• Work to complete: Copy each entry as it stands, leaving nothing out.
+++
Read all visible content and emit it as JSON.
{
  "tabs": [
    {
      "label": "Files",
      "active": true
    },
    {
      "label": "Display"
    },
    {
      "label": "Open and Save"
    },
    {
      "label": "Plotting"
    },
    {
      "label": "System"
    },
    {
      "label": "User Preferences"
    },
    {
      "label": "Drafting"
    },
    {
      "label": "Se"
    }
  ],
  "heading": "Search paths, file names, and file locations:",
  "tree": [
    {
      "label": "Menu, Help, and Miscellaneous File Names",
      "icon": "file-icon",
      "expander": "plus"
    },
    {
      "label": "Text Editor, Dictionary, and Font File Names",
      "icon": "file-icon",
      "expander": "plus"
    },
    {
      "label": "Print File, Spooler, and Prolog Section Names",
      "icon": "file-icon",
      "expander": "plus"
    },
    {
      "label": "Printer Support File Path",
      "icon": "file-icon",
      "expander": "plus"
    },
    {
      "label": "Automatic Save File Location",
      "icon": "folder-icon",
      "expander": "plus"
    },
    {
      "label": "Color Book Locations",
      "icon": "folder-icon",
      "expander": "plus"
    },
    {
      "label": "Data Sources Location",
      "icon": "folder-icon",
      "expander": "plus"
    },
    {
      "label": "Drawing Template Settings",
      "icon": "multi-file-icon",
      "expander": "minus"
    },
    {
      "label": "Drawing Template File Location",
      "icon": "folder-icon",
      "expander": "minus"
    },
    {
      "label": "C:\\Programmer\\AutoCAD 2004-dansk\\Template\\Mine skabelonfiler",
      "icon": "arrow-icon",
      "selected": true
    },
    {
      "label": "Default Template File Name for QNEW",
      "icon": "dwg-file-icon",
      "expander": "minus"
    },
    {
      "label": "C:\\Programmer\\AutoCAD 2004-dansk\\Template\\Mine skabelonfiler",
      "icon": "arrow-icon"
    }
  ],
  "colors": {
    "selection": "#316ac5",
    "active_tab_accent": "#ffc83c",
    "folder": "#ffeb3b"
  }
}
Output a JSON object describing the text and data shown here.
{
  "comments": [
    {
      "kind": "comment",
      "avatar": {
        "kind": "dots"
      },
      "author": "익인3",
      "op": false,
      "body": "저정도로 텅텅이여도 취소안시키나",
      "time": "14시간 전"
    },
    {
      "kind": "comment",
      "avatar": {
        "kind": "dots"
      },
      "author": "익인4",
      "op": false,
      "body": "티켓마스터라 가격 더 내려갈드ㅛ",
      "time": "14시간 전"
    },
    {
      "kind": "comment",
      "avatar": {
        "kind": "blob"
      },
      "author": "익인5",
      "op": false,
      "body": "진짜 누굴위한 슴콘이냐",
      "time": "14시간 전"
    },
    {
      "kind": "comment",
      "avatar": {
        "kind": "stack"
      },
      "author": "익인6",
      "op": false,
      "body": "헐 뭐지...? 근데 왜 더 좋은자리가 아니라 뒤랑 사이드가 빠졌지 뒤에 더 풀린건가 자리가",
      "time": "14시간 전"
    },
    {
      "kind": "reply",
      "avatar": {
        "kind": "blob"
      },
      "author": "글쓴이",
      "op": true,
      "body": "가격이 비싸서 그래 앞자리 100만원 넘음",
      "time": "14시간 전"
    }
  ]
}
+++
• Solution to the problem:
Read all visible content and emit it as JSON.
{
  "tabs": [
    {
      "label": "Files",
      "active": true
    },
    {
      "label": "Display"
    },
    {
      "label": "Open and Save"
    },
    {
      "label": "Plotting"
    },
    {
      "label": "System"
    },
    {
      "label": "User Preferences"
    },
    {
      "label": "Drafting"
    },
    {
      "label": "Se"
    }
  ],
  "heading": "Search paths, file names, and file locations:",
  "tree": [
    {
      "label": "Menu, Help, and Miscellaneous File Names",
      "icon": "file-icon",
      "expander": "plus"
    },
    {
      "label": "Text Editor, Dictionary, and Font File Names",
      "icon": "file-icon",
      "expander": "plus"
    },
    {
      "label": "Print File, Spooler, and Prolog Section Names",
      "icon": "file-icon",
      "expander": "plus"
    },
    {
      "label": "Printer Support File Path",
      "icon": "file-icon",
      "expander": "plus"
    },
    {
      "label": "Automatic Save File Location",
      "icon": "folder-icon",
      "expander": "plus"
    },
    {
      "label": "Color Book Locations",
      "icon": "folder-icon",
      "expander": "plus"
    },
    {
      "label": "Data Sources Location",
      "icon": "folder-icon",
      "expander": "plus"
    },
    {
      "label": "Drawing Template Settings",
      "icon": "multi-file-icon",
      "expander": "minus"
    },
    {
      "label": "Drawing Template File Location",
      "icon": "folder-icon",
      "expander": "minus"
    },
    {
      "label": "C:\\Programmer\\AutoCAD 2004-dansk\\Template\\Mine skabelonfiler",
      "icon": "arrow-icon",
      "selected": true
    },
    {
      "label": "Default Template File Name for QNEW",
      "icon": "dwg-file-icon",
      "expander": "minus"
    },
    {
      "label": "C:\\Programmer\\AutoCAD 2004-dansk\\Template\\Mine skabelonfiler",
      "icon": "arrow-icon"
    }
  ],
  "colors": {
    "selection": "#316ac5",
    "active_tab_accent": "#ffc83c",
    "folder": "#ffeb3b"
  }
}
Output a JSON object describing the text and data shown here.
{
  "comments": [
    {
      "kind": "comment",
      "avatar": {
        "kind": "dots"
      },
      "author": "익인3",
      "op": false,
      "body": "저정도로 텅텅이여도 취소안시키나",
      "time": "14시간 전"
    },
    {
      "kind": "comment",
      "avatar": {
        "kind": "dots"
      },
      "author": "익인4",
      "op": false,
      "body": "티켓마스터라 가격 더 내려갈드ㅛ",
      "time": "14시간 전"
    },
    {
      "kind": "comment",
      "avatar": {
        "kind": "blob"
      },
      "author": "익인5",
      "op": false,
      "body": "진짜 누굴위한 슴콘이냐",
      "time": "14시간 전"
    },
    {
      "kind": "comment",
      "avatar": {
        "kind": "stack"
      },
      "author": "익인6",
      "op": false,
      "body": "헐 뭐지...? 근데 왜 더 좋은자리가 아니라 뒤랑 사이드가 빠졌지 뒤에 더 풀린건가 자리가",
      "time": "14시간 전"
    },
    {
      "kind": "reply",
      "avatar": {
        "kind": "blob"
      },
      "author": "글쓴이",
      "op": true,
      "body": "가격이 비싸서 그래 앞자리 100만원 넘음",
      "time": "14시간 전"
    }
  ]
}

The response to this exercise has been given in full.